TRY IT>
Your answer should consist of the lines in the data below that contain "conséquent".

TASK DATA>
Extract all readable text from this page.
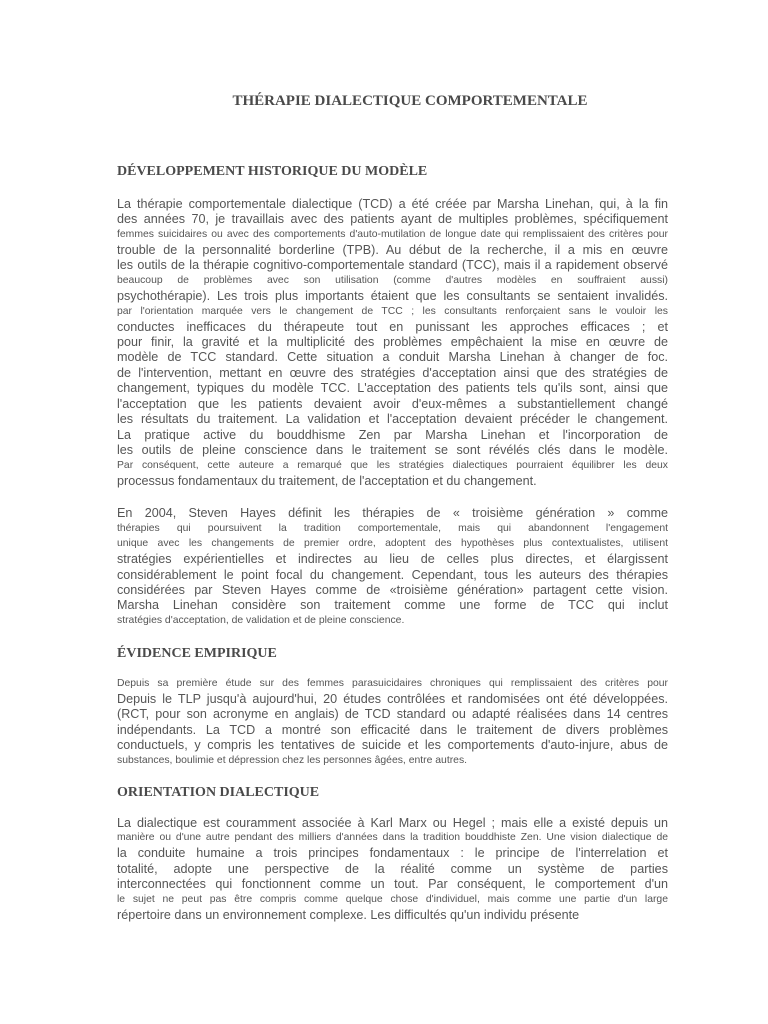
THÉRAPIE DIALECTIQUE COMPORTEMENTALE
DÉVELOPPEMENT HISTORIQUE DU MODÈLE

La thérapie comportementale dialectique (TCD) a été créée par Marsha Linehan, qui, à la fin

des années 70, je travaillais avec des patients ayant de multiples problèmes, spécifiquement

femmes suicidaires ou avec des comportements d'auto-mutilation de longue date qui remplissaient des critères pour

trouble de la personnalité borderline (TPB). Au début de la recherche, il a mis en œuvre

les outils de la thérapie cognitivo-comportementale standard (TCC), mais il a rapidement observé

beaucoup de problèmes avec son utilisation (comme d'autres modèles en souffraient aussi)

psychothérapie). Les trois plus importants étaient que les consultants se sentaient invalidés.

par l'orientation marquée vers le changement de TCC ; les consultants renforçaient sans le vouloir les

conductes inefficaces du thérapeute tout en punissant les approches efficaces ; et

pour finir, la gravité et la multiplicité des problèmes empêchaient la mise en œuvre de

modèle de TCC standard. Cette situation a conduit Marsha Linehan à changer de foc.

de l'intervention, mettant en œuvre des stratégies d'acceptation ainsi que des stratégies de

changement, typiques du modèle TCC. L'acceptation des patients tels qu'ils sont, ainsi que

l'acceptation que les patients devaient avoir d'eux-mêmes a substantiellement changé

les résultats du traitement. La validation et l'acceptation devaient précéder le changement.

La pratique active du bouddhisme Zen par Marsha Linehan et l'incorporation de

les outils de pleine conscience dans le traitement se sont révélés clés dans le modèle.

Par conséquent, cette auteure a remarqué que les stratégies dialectiques pourraient équilibrer les deux

processus fondamentaux du traitement, de l'acceptation et du changement.

En 2004, Steven Hayes définit les thérapies de « troisième génération » comme

thérapies qui poursuivent la tradition comportementale, mais qui abandonnent l'engagement

unique avec les changements de premier ordre, adoptent des hypothèses plus contextualistes, utilisent

stratégies expérientielles et indirectes au lieu de celles plus directes, et élargissent

considérablement le point focal du changement. Cependant, tous les auteurs des thérapies

considérées par Steven Hayes comme de «troisième génération» partagent cette vision.

Marsha Linehan considère son traitement comme une forme de TCC qui inclut

stratégies d'acceptation, de validation et de pleine conscience.

ÉVIDENCE EMPIRIQUE

Depuis sa première étude sur des femmes parasuicidaires chroniques qui remplissaient des critères pour

Depuis le TLP jusqu'à aujourd'hui, 20 études contrôlées et randomisées ont été développées.

(RCT, pour son acronyme en anglais) de TCD standard ou adapté réalisées dans 14 centres

indépendants. La TCD a montré son efficacité dans le traitement de divers problèmes

conductuels, y compris les tentatives de suicide et les comportements d'auto-injure, abus de

substances, boulimie et dépression chez les personnes âgées, entre autres.

ORIENTATION DIALECTIQUE

La dialectique est couramment associée à Karl Marx ou Hegel ; mais elle a existé depuis un

manière ou d'une autre pendant des milliers d'années dans la tradition bouddhiste Zen. Une vision dialectique de

la conduite humaine a trois principes fondamentaux : le principe de l'interrelation et

totalité, adopte une perspective de la réalité comme un système de parties

interconnectées qui fonctionnent comme un tout. Par conséquent, le comportement d'un

le sujet ne peut pas être compris comme quelque chose d'individuel, mais comme une partie d'un large

répertoire dans un environnement complexe. Les difficultés qu'un individu présente
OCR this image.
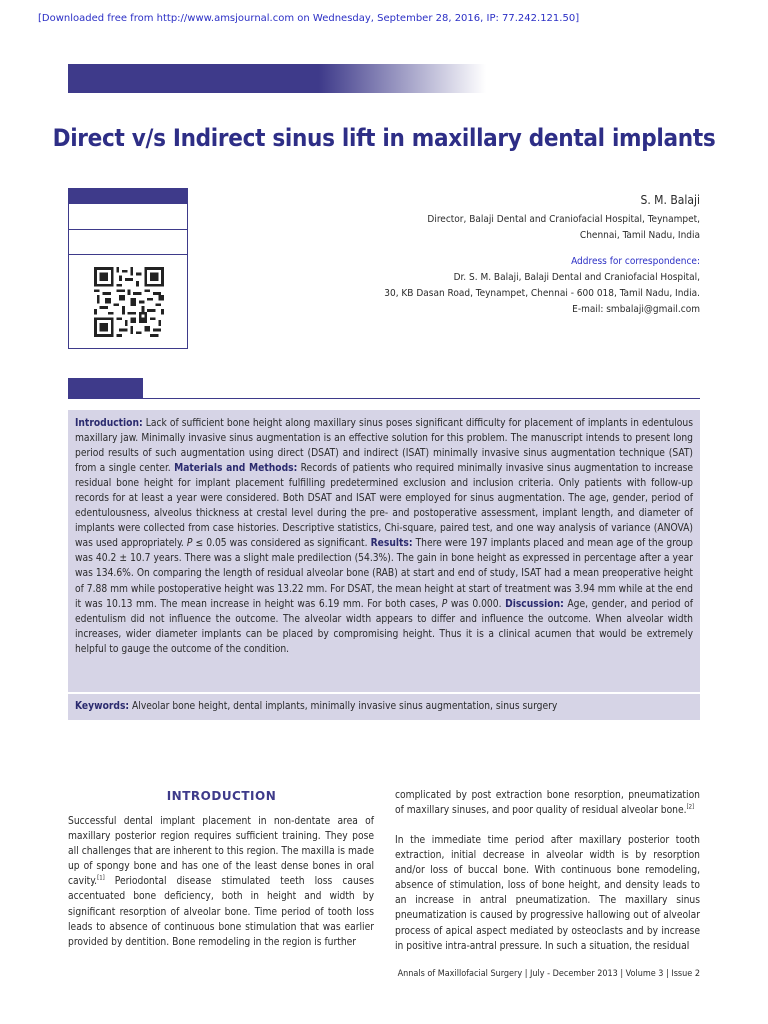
[Downloaded free from http://www.amsjournal.com on Wednesday, September 28, 2016, IP: 77.242.121.50]
Direct v/s Indirect sinus lift in maxillary dental implants
S. M. Balaji
Director, Balaji Dental and Craniofacial Hospital, Teynampet,
Chennai, Tamil Nadu, India
Address for correspondence:
Dr. S. M. Balaji, Balaji Dental and Craniofacial Hospital,
30, KB Dasan Road, Teynampet, Chennai - 600 018, Tamil Nadu, India.
E-mail: smbalaji@gmail.com
Introduction: Lack of sufficient bone height along maxillary sinus poses significant difficulty for placement of implants in edentulous maxillary jaw. Minimally invasive sinus augmentation is an effective solution for this problem. The manuscript intends to present long period results of such augmentation using direct (DSAT) and indirect (ISAT) minimally invasive sinus augmentation technique (SAT) from a single center. Materials and Methods: Records of patients who required minimally invasive sinus augmentation to increase residual bone height for implant placement fulfilling predetermined exclusion and inclusion criteria. Only patients with follow-up records for at least a year were considered. Both DSAT and ISAT were employed for sinus augmentation. The age, gender, period of edentulousness, alveolus thickness at crestal level during the pre- and postoperative assessment, implant length, and diameter of implants were collected from case histories. Descriptive statistics, Chi-square, paired test, and one way analysis of variance (ANOVA) was used appropriately. P ≤ 0.05 was considered as significant. Results: There were 197 implants placed and mean age of the group was 40.2 ± 10.7 years. There was a slight male predilection (54.3%). The gain in bone height as expressed in percentage after a year was 134.6%. On comparing the length of residual alveolar bone (RAB) at start and end of study, ISAT had a mean preoperative height of 7.88 mm while postoperative height was 13.22 mm. For DSAT, the mean height at start of treatment was 3.94 mm while at the end it was 10.13 mm. The mean increase in height was 6.19 mm. For both cases, P was 0.000. Discussion: Age, gender, and period of edentulism did not influence the outcome. The alveolar width appears to differ and influence the outcome. When alveolar width increases, wider diameter implants can be placed by compromising height. Thus it is a clinical acumen that would be extremely helpful to gauge the outcome of the condition.
Keywords: Alveolar bone height, dental implants, minimally invasive sinus augmentation, sinus surgery
INTRODUCTION
Successful dental implant placement in non-dentate area of maxillary posterior region requires sufficient training. They pose all challenges that are inherent to this region. The maxilla is made up of spongy bone and has one of the least dense bones in oral cavity.[1] Periodontal disease stimulated teeth loss causes accentuated bone deficiency, both in height and width by significant resorption of alveolar bone. Time period of tooth loss leads to absence of continuous bone stimulation that was earlier provided by dentition. Bone remodeling in the region is further
complicated by post extraction bone resorption, pneumatization of maxillary sinuses, and poor quality of residual alveolar bone.[2]
In the immediate time period after maxillary posterior tooth extraction, initial decrease in alveolar width is by resorption and/or loss of buccal bone. With continuous bone remodeling, absence of stimulation, loss of bone height, and density leads to an increase in antral pneumatization. The maxillary sinus pneumatization is caused by progressive hallowing out of alveolar process of apical aspect mediated by osteoclasts and by increase in positive intra-antral pressure. In such a situation, the residual
Annals of Maxillofacial Surgery | July - December 2013 | Volume 3 | Issue 2
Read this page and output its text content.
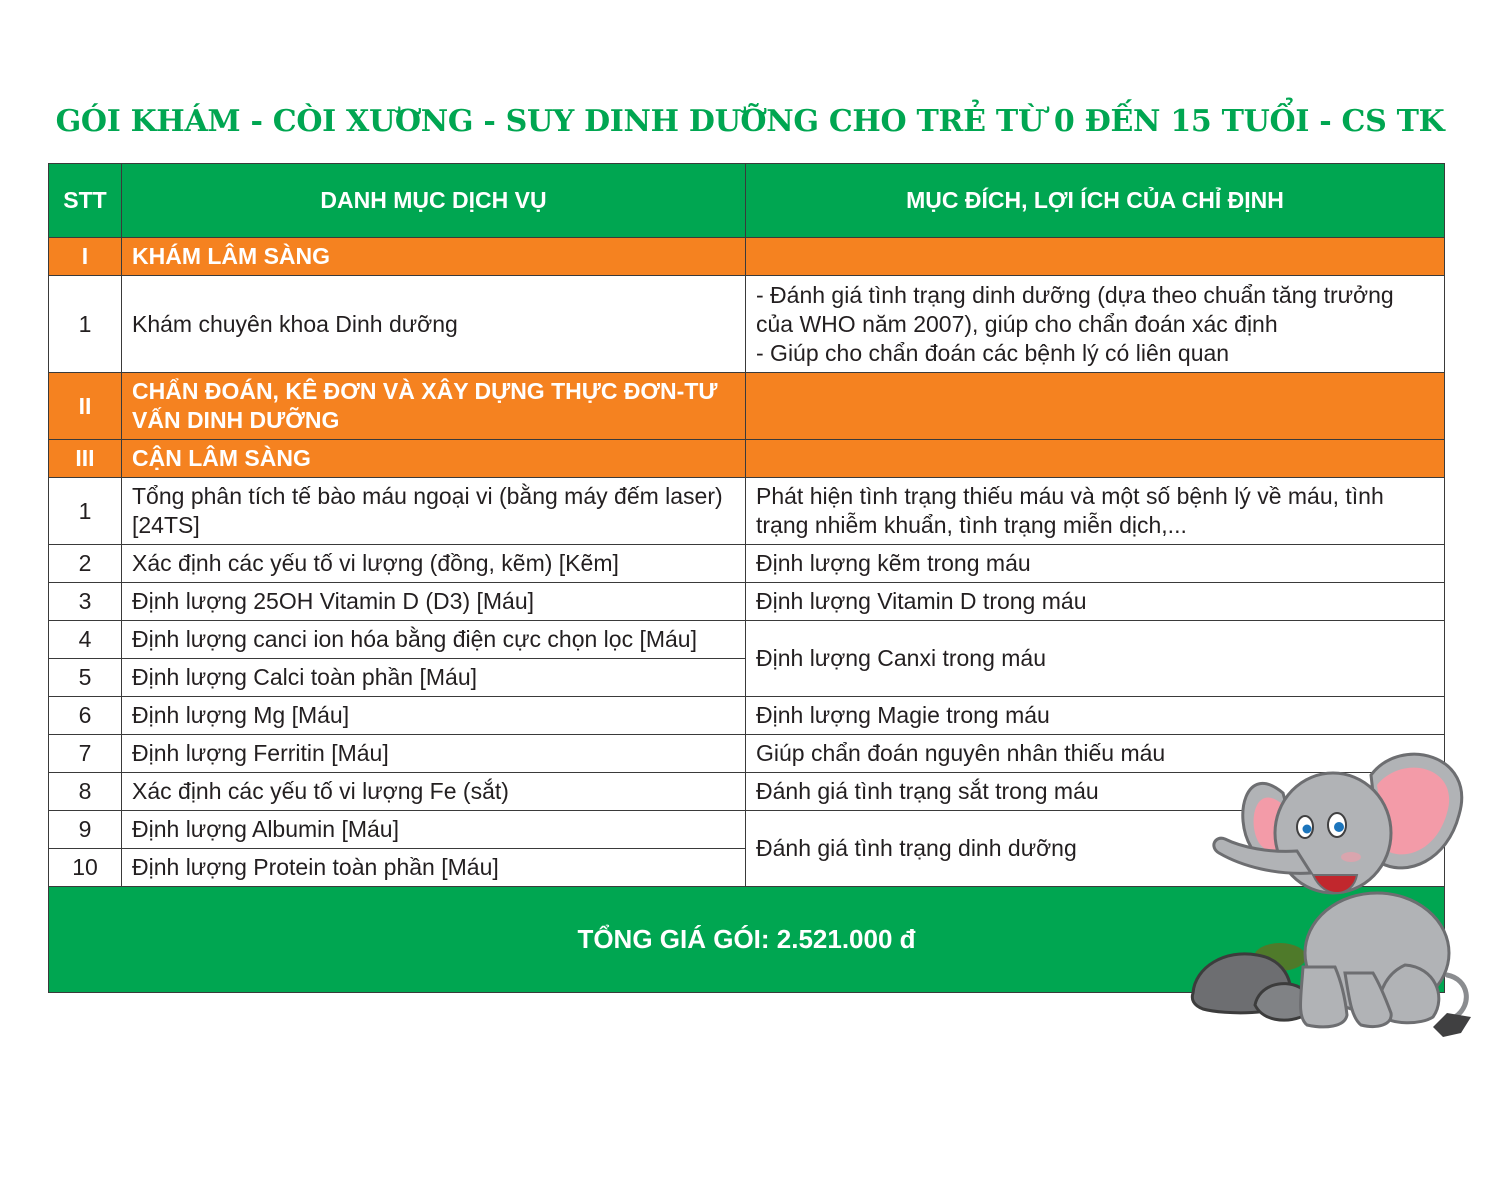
GÓI KHÁM - CÒI XƯƠNG - SUY DINH DƯỠNG CHO TRẺ TỪ 0 ĐẾN 15 TUỔI - CS TK
STT	DANH MỤC DỊCH VỤ	MỤC ĐÍCH, LỢI ÍCH CỦA CHỈ ĐỊNH
I	KHÁM LÂM SÀNG	
1	Khám chuyên khoa Dinh dưỡng	- Đánh giá tình trạng dinh dưỡng (dựa theo chuẩn tăng trưởng của WHO năm 2007), giúp cho chẩn đoán xác định
- Giúp cho chẩn đoán các bệnh lý có liên quan

II	CHẨN ĐOÁN, KÊ ĐƠN VÀ XÂY DỰNG THỰC ĐƠN-TƯ VẤN DINH DƯỠNG	
III	CẬN LÂM SÀNG	
1	Tổng phân tích tế bào máu ngoại vi (bằng máy đếm laser) [24TS]	Phát hiện tình trạng thiếu máu và một số bệnh lý về máu, tình trạng nhiễm khuẩn, tình trạng miễn dịch,...
2	Xác định các yếu tố vi lượng (đồng, kẽm) [Kẽm]	Định lượng kẽm trong máu
3	Định lượng 25OH Vitamin D (D3) [Máu]	Định lượng Vitamin D trong máu
4	Định lượng canci ion hóa bằng điện cực chọn lọc [Máu]	Định lượng Canxi trong máu
5	Định lượng Calci toàn phần [Máu]	
6	Định lượng Mg [Máu]	Định lượng Magie trong máu
7	Định lượng Ferritin [Máu]	Giúp chẩn đoán nguyên nhân thiếu máu
8	Xác định các yếu tố vi lượng Fe (sắt)	Đánh giá tình trạng sắt trong máu
9	Định lượng Albumin [Máu]	Đánh giá tình trạng dinh dưỡng
10	Định lượng Protein toàn phần [Máu]	
TỔNG GIÁ GÓI: 2.521.000 đ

SOLUTION TO THE EXERCISE>
Par conséquent, cette auteure a remarqué que les stratégies dialectiques pourraient équilibrer les deux
interconnectées qui fonctionnent comme un tout. Par conséquent, le comportement d'un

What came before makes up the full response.